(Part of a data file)
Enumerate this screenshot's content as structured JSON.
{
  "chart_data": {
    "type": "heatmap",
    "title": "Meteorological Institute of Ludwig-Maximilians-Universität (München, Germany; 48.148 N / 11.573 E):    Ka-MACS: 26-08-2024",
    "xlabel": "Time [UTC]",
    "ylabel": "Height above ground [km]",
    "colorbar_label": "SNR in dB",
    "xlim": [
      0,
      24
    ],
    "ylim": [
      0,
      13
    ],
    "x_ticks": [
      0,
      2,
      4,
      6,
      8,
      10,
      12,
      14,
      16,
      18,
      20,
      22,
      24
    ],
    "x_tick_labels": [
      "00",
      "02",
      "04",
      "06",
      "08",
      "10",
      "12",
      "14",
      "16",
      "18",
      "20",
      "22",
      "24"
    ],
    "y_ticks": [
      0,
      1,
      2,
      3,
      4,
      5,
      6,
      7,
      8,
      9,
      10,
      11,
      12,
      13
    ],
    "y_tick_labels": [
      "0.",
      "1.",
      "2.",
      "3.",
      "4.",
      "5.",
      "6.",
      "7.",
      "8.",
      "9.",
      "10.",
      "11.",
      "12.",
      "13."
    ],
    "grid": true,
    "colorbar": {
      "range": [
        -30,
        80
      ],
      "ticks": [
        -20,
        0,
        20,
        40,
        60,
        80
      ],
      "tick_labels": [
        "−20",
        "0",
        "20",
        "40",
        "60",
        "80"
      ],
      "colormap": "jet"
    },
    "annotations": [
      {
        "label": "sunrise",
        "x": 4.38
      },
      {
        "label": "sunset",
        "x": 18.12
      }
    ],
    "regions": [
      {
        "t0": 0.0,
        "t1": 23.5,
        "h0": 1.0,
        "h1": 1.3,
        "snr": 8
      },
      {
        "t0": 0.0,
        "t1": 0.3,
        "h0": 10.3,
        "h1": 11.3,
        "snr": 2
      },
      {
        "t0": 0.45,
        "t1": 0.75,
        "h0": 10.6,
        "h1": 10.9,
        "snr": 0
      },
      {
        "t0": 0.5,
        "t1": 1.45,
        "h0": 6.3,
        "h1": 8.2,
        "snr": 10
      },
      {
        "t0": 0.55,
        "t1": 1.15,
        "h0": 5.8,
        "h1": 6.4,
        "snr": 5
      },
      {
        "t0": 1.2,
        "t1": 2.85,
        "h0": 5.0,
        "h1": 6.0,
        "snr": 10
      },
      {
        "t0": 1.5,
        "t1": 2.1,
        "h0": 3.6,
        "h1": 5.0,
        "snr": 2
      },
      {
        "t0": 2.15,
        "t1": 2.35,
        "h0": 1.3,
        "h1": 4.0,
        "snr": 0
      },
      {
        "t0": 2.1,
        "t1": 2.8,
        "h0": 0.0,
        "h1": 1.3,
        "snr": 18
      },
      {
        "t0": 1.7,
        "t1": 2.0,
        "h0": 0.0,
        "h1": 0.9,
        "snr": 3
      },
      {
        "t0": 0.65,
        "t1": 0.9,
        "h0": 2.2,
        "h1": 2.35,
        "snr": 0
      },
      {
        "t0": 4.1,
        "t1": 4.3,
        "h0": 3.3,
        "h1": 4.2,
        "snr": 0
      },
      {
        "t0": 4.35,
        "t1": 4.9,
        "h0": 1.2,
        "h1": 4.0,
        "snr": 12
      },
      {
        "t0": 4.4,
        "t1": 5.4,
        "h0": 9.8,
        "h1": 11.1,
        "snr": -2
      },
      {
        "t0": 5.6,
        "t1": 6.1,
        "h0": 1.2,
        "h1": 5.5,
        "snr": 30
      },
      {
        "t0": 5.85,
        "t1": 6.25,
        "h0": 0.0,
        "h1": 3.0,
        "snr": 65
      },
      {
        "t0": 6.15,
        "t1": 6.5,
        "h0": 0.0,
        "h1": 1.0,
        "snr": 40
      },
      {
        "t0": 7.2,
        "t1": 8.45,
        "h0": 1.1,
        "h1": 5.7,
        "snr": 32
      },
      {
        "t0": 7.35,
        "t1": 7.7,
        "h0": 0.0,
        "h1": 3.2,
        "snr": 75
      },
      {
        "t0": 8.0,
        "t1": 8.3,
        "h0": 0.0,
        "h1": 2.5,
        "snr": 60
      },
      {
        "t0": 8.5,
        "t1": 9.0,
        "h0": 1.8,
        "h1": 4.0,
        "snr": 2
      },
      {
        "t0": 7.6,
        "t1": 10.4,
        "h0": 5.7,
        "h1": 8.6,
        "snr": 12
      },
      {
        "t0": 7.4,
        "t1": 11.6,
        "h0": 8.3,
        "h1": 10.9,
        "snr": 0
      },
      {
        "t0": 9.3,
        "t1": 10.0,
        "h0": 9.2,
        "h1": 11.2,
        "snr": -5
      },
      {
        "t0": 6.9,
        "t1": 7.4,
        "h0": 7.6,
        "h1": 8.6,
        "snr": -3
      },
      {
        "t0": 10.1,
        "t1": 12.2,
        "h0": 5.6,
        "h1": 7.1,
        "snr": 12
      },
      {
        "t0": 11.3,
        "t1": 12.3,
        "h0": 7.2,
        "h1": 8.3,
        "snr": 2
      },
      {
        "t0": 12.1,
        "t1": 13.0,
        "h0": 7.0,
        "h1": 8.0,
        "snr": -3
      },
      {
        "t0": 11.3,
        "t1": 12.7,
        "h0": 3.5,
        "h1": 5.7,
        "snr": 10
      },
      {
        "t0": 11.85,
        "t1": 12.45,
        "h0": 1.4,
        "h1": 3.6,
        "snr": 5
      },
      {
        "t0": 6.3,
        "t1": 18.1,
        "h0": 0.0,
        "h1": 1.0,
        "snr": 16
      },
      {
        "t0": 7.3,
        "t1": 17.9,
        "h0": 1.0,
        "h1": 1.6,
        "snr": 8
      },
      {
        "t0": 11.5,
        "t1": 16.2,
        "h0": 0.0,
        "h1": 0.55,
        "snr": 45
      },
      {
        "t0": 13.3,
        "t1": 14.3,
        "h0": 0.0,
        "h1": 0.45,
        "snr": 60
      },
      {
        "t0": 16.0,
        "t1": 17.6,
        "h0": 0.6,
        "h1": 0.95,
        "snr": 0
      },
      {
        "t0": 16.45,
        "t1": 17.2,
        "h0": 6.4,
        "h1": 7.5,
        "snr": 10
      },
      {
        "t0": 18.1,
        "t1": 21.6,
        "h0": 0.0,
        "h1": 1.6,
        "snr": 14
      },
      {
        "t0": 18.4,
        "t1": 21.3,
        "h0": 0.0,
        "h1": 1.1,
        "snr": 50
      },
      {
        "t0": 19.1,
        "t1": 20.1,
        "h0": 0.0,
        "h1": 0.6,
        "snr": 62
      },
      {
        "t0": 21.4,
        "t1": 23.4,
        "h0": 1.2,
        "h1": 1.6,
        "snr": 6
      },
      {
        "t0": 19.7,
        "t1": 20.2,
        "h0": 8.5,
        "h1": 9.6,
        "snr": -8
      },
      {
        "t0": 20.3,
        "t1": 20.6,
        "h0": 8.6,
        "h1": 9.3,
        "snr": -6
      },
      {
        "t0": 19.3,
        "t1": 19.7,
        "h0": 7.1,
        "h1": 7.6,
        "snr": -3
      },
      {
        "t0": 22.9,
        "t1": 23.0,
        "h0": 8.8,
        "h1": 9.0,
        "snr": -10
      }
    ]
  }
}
* * *
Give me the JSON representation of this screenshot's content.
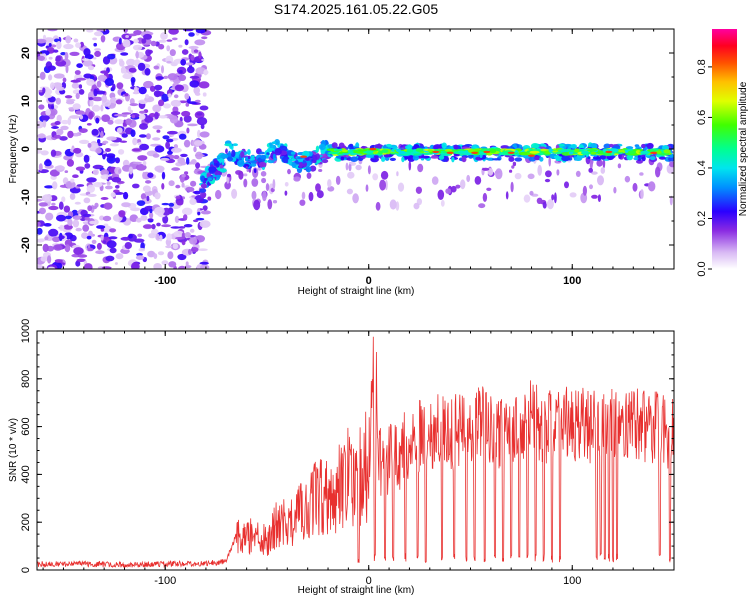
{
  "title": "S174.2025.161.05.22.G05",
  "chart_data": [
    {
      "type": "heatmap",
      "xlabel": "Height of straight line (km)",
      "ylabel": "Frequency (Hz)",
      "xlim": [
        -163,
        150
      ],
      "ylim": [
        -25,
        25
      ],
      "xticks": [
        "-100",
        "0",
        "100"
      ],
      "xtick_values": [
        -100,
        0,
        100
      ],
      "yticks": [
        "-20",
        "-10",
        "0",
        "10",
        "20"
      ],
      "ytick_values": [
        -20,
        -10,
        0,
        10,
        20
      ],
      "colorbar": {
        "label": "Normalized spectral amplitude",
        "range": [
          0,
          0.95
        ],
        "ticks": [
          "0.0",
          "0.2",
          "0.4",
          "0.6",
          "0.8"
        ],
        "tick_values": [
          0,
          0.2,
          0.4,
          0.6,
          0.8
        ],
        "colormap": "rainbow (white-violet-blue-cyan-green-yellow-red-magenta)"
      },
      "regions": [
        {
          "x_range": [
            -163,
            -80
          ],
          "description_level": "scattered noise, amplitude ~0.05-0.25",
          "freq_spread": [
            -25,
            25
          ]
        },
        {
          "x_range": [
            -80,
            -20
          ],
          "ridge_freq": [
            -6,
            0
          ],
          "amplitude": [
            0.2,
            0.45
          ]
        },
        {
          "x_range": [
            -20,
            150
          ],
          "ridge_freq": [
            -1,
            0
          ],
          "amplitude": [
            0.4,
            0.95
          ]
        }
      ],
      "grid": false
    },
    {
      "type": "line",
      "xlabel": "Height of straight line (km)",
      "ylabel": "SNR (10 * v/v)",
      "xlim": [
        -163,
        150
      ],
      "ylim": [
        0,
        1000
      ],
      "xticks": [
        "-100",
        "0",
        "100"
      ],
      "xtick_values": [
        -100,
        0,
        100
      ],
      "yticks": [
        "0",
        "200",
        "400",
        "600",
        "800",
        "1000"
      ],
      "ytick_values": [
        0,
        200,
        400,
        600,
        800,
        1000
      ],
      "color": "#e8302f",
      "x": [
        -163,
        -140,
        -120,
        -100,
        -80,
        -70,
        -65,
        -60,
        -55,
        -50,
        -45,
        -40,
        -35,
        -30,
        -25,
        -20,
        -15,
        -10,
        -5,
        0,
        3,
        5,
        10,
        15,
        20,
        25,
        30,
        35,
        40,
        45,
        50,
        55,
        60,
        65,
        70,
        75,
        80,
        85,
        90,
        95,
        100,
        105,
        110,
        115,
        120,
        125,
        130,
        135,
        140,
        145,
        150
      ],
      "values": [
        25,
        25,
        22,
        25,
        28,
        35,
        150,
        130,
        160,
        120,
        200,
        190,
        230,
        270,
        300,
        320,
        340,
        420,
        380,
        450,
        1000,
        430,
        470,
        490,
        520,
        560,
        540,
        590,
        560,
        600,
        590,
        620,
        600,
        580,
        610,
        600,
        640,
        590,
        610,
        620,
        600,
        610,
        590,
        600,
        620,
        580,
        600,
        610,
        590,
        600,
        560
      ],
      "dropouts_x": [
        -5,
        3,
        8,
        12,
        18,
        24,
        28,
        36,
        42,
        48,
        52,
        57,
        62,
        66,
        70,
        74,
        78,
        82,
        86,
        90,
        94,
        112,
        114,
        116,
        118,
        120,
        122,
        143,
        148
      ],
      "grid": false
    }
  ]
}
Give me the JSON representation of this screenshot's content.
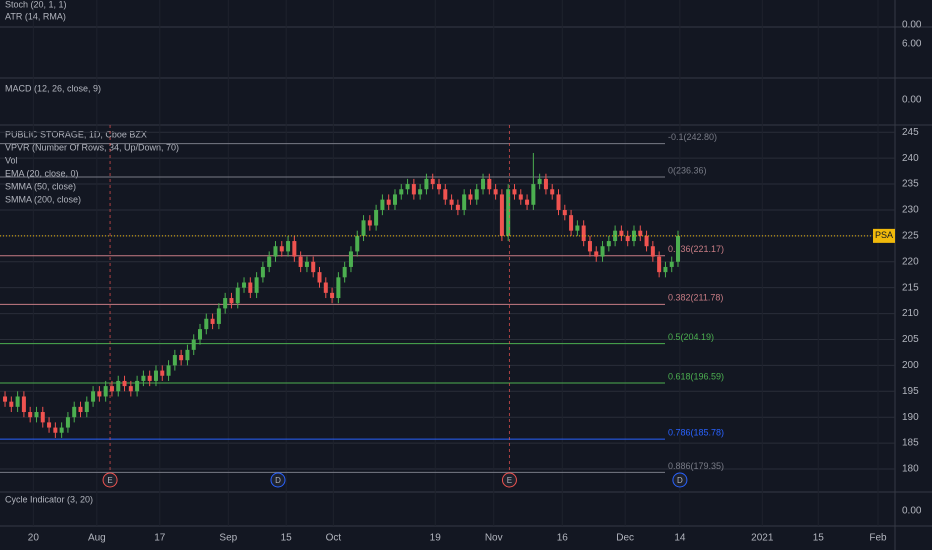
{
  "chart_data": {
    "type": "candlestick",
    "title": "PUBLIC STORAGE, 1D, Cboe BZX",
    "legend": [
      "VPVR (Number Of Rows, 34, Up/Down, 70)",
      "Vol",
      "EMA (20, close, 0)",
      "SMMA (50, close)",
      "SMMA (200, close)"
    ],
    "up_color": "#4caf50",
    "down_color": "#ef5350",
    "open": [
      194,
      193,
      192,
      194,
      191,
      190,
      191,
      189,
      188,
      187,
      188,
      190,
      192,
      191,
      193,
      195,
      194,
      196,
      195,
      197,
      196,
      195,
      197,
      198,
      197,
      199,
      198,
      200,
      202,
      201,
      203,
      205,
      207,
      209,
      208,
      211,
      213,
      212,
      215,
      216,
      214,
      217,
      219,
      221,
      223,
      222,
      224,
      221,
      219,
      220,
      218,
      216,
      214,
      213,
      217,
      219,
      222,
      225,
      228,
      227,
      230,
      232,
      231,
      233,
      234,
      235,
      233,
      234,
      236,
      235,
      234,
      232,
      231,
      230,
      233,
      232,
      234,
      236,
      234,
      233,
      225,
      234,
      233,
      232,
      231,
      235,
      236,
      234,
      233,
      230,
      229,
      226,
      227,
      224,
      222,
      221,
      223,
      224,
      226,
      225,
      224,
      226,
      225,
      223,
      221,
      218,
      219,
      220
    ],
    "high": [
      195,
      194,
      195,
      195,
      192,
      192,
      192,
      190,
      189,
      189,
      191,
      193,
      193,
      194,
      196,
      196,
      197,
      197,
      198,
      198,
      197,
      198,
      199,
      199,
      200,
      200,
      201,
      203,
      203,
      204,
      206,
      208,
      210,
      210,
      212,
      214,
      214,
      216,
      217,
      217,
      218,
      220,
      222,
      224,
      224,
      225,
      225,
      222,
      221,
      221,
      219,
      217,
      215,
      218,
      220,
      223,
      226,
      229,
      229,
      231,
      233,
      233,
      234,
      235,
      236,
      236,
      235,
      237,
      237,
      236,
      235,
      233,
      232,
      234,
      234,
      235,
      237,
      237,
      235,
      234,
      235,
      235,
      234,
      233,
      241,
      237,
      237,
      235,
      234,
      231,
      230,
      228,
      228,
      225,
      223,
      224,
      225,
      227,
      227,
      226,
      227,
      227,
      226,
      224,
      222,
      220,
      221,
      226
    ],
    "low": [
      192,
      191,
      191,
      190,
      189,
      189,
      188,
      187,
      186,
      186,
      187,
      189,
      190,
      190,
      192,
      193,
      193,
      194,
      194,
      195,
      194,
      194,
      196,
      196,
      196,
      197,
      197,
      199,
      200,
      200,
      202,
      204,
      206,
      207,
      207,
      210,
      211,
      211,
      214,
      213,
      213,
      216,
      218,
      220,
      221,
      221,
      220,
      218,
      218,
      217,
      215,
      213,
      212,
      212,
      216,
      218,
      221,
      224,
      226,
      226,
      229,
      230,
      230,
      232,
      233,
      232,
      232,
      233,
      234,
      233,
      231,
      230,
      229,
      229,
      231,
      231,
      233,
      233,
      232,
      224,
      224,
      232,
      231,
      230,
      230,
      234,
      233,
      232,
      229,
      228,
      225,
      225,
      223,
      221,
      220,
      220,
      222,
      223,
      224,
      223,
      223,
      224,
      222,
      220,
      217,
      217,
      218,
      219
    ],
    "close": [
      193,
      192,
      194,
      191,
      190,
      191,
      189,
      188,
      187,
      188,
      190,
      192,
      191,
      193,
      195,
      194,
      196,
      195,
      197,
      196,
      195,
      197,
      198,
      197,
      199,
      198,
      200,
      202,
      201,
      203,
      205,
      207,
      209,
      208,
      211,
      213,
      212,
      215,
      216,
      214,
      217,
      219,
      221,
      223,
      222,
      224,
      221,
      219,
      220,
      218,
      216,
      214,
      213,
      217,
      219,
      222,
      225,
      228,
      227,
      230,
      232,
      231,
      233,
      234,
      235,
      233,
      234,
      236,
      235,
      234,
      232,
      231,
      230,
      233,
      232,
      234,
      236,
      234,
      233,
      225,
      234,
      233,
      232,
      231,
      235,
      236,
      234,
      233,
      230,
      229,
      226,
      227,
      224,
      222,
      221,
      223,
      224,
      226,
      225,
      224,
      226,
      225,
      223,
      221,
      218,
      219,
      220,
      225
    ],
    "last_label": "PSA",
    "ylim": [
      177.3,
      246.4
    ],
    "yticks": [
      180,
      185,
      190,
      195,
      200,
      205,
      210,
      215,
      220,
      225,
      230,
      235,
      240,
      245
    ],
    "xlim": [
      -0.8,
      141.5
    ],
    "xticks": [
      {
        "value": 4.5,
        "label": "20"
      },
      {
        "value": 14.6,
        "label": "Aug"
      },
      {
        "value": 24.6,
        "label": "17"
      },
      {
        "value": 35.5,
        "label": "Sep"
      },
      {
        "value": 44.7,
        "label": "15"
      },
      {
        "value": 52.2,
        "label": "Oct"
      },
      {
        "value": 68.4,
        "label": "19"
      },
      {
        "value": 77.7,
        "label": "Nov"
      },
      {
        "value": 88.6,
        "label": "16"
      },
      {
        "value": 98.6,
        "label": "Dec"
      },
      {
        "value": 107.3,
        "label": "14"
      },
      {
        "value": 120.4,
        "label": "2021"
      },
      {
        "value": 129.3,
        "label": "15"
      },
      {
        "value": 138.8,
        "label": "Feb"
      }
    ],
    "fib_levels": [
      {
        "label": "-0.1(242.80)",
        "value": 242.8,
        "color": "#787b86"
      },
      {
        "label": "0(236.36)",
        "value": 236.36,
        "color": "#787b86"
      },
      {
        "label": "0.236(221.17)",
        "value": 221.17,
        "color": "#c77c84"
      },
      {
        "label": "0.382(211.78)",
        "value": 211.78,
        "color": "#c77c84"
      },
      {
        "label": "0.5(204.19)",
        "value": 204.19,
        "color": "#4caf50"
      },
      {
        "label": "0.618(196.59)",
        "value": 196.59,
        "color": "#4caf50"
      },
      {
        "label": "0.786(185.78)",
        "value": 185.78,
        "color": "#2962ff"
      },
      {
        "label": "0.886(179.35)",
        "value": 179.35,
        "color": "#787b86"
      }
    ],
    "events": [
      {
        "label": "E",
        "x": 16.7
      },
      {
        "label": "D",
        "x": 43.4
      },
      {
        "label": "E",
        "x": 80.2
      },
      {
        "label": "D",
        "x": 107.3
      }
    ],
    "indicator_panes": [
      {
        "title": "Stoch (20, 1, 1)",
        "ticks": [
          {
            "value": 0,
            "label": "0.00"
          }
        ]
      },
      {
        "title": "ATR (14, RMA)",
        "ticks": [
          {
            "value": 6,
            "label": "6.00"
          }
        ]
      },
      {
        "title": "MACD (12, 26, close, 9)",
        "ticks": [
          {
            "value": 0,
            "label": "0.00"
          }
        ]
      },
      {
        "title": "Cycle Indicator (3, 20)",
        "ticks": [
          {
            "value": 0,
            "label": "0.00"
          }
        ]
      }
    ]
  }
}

* [WRITTEN TASK]
Count each line above in which the string "title" appears, then state only the total.

* [THE COMPLETED TASK]
7